Written problem: It is required that all of the data be written out exactly.

Data excerpts:

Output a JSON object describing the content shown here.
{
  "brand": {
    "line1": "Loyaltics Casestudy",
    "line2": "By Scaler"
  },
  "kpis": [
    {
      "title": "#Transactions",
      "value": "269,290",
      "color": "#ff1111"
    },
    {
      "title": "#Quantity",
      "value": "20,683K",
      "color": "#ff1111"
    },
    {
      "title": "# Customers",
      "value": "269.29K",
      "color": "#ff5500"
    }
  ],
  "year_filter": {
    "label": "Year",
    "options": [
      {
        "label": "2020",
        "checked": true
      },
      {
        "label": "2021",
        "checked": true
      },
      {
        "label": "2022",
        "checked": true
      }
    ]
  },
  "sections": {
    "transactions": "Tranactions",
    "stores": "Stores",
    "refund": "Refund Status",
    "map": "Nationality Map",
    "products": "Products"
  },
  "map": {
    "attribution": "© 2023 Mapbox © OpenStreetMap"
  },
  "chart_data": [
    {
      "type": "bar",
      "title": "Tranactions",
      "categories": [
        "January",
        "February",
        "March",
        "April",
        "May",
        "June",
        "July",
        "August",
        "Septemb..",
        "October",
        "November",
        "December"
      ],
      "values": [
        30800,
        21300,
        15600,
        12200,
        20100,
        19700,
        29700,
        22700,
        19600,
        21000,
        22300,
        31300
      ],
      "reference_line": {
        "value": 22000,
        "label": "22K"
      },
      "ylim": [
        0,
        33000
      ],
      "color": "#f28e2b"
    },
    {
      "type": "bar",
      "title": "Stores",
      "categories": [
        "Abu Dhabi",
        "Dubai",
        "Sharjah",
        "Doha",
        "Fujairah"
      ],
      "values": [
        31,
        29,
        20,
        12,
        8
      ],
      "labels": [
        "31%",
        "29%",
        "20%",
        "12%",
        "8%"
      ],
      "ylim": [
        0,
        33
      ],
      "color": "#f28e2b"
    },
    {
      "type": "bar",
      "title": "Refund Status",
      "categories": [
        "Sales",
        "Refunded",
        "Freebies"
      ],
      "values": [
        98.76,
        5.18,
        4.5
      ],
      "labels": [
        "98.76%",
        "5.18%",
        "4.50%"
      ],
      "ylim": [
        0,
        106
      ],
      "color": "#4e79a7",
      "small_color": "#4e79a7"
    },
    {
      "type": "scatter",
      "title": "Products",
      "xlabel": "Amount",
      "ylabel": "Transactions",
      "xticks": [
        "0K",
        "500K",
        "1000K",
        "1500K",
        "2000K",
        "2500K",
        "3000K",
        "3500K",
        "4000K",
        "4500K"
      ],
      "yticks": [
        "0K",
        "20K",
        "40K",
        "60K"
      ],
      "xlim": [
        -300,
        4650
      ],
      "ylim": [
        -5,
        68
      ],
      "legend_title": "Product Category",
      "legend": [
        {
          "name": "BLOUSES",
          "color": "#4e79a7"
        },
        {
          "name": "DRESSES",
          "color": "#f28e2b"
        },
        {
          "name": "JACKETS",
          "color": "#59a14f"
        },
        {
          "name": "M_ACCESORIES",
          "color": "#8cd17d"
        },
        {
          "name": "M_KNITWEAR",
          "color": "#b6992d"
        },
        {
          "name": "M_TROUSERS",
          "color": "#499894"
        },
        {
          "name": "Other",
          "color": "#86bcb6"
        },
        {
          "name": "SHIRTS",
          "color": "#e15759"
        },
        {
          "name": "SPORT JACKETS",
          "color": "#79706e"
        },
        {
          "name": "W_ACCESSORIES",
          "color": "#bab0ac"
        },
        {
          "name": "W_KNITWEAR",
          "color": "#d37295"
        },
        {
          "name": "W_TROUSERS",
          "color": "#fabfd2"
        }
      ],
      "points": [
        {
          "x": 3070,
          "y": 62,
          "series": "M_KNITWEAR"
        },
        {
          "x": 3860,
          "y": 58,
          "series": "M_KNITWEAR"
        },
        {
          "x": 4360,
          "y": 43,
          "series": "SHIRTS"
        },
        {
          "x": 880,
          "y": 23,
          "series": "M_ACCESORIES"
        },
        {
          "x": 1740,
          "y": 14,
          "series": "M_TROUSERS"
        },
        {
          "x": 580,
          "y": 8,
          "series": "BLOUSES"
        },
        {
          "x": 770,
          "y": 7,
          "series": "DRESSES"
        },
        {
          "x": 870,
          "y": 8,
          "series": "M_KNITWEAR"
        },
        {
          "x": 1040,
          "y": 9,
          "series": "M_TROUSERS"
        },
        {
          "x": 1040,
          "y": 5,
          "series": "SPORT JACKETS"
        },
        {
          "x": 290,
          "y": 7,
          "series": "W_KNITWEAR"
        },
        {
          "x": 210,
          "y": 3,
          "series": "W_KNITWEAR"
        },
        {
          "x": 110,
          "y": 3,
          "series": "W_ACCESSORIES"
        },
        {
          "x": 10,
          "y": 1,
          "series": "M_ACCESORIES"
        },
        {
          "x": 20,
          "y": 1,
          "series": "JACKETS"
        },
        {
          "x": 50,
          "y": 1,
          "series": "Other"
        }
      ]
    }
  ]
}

Result for this task:
Output a JSON object describing the content shown here.
{
  "brand": {
    "line1": "Loyaltics Casestudy",
    "line2": "By Scaler"
  },
  "kpis": [
    {
      "title": "#Transactions",
      "value": "269,290",
      "color": "#ff1111"
    },
    {
      "title": "#Quantity",
      "value": "20,683K",
      "color": "#ff1111"
    },
    {
      "title": "# Customers",
      "value": "269.29K",
      "color": "#ff5500"
    }
  ],
  "year_filter": {
    "label": "Year",
    "options": [
      {
        "label": "2020",
        "checked": true
      },
      {
        "label": "2021",
        "checked": true
      },
      {
        "label": "2022",
        "checked": true
      }
    ]
  },
  "sections": {
    "transactions": "Tranactions",
    "stores": "Stores",
    "refund": "Refund Status",
    "map": "Nationality Map",
    "products": "Products"
  },
  "map": {
    "attribution": "© 2023 Mapbox © OpenStreetMap"
  },
  "chart_data": [
    {
      "type": "bar",
      "title": "Tranactions",
      "categories": [
        "January",
        "February",
        "March",
        "April",
        "May",
        "June",
        "July",
        "August",
        "Septemb..",
        "October",
        "November",
        "December"
      ],
      "values": [
        30800,
        21300,
        15600,
        12200,
        20100,
        19700,
        29700,
        22700,
        19600,
        21000,
        22300,
        31300
      ],
      "reference_line": {
        "value": 22000,
        "label": "22K"
      },
      "ylim": [
        0,
        33000
      ],
      "color": "#f28e2b"
    },
    {
      "type": "bar",
      "title": "Stores",
      "categories": [
        "Abu Dhabi",
        "Dubai",
        "Sharjah",
        "Doha",
        "Fujairah"
      ],
      "values": [
        31,
        29,
        20,
        12,
        8
      ],
      "labels": [
        "31%",
        "29%",
        "20%",
        "12%",
        "8%"
      ],
      "ylim": [
        0,
        33
      ],
      "color": "#f28e2b"
    },
    {
      "type": "bar",
      "title": "Refund Status",
      "categories": [
        "Sales",
        "Refunded",
        "Freebies"
      ],
      "values": [
        98.76,
        5.18,
        4.5
      ],
      "labels": [
        "98.76%",
        "5.18%",
        "4.50%"
      ],
      "ylim": [
        0,
        106
      ],
      "color": "#4e79a7",
      "small_color": "#4e79a7"
    },
    {
      "type": "scatter",
      "title": "Products",
      "xlabel": "Amount",
      "ylabel": "Transactions",
      "xticks": [
        "0K",
        "500K",
        "1000K",
        "1500K",
        "2000K",
        "2500K",
        "3000K",
        "3500K",
        "4000K",
        "4500K"
      ],
      "yticks": [
        "0K",
        "20K",
        "40K",
        "60K"
      ],
      "xlim": [
        -300,
        4650
      ],
      "ylim": [
        -5,
        68
      ],
      "legend_title": "Product Category",
      "legend": [
        {
          "name": "BLOUSES",
          "color": "#4e79a7"
        },
        {
          "name": "DRESSES",
          "color": "#f28e2b"
        },
        {
          "name": "JACKETS",
          "color": "#59a14f"
        },
        {
          "name": "M_ACCESORIES",
          "color": "#8cd17d"
        },
        {
          "name": "M_KNITWEAR",
          "color": "#b6992d"
        },
        {
          "name": "M_TROUSERS",
          "color": "#499894"
        },
        {
          "name": "Other",
          "color": "#86bcb6"
        },
        {
          "name": "SHIRTS",
          "color": "#e15759"
        },
        {
          "name": "SPORT JACKETS",
          "color": "#79706e"
        },
        {
          "name": "W_ACCESSORIES",
          "color": "#bab0ac"
        },
        {
          "name": "W_KNITWEAR",
          "color": "#d37295"
        },
        {
          "name": "W_TROUSERS",
          "color": "#fabfd2"
        }
      ],
      "points": [
        {
          "x": 3070,
          "y": 62,
          "series": "M_KNITWEAR"
        },
        {
          "x": 3860,
          "y": 58,
          "series": "M_KNITWEAR"
        },
        {
          "x": 4360,
          "y": 43,
          "series": "SHIRTS"
        },
        {
          "x": 880,
          "y": 23,
          "series": "M_ACCESORIES"
        },
        {
          "x": 1740,
          "y": 14,
          "series": "M_TROUSERS"
        },
        {
          "x": 580,
          "y": 8,
          "series": "BLOUSES"
        },
        {
          "x": 770,
          "y": 7,
          "series": "DRESSES"
        },
        {
          "x": 870,
          "y": 8,
          "series": "M_KNITWEAR"
        },
        {
          "x": 1040,
          "y": 9,
          "series": "M_TROUSERS"
        },
        {
          "x": 1040,
          "y": 5,
          "series": "SPORT JACKETS"
        },
        {
          "x": 290,
          "y": 7,
          "series": "W_KNITWEAR"
        },
        {
          "x": 210,
          "y": 3,
          "series": "W_KNITWEAR"
        },
        {
          "x": 110,
          "y": 3,
          "series": "W_ACCESSORIES"
        },
        {
          "x": 10,
          "y": 1,
          "series": "M_ACCESORIES"
        },
        {
          "x": 20,
          "y": 1,
          "series": "JACKETS"
        },
        {
          "x": 50,
          "y": 1,
          "series": "Other"
        }
      ]
    }
  ]
}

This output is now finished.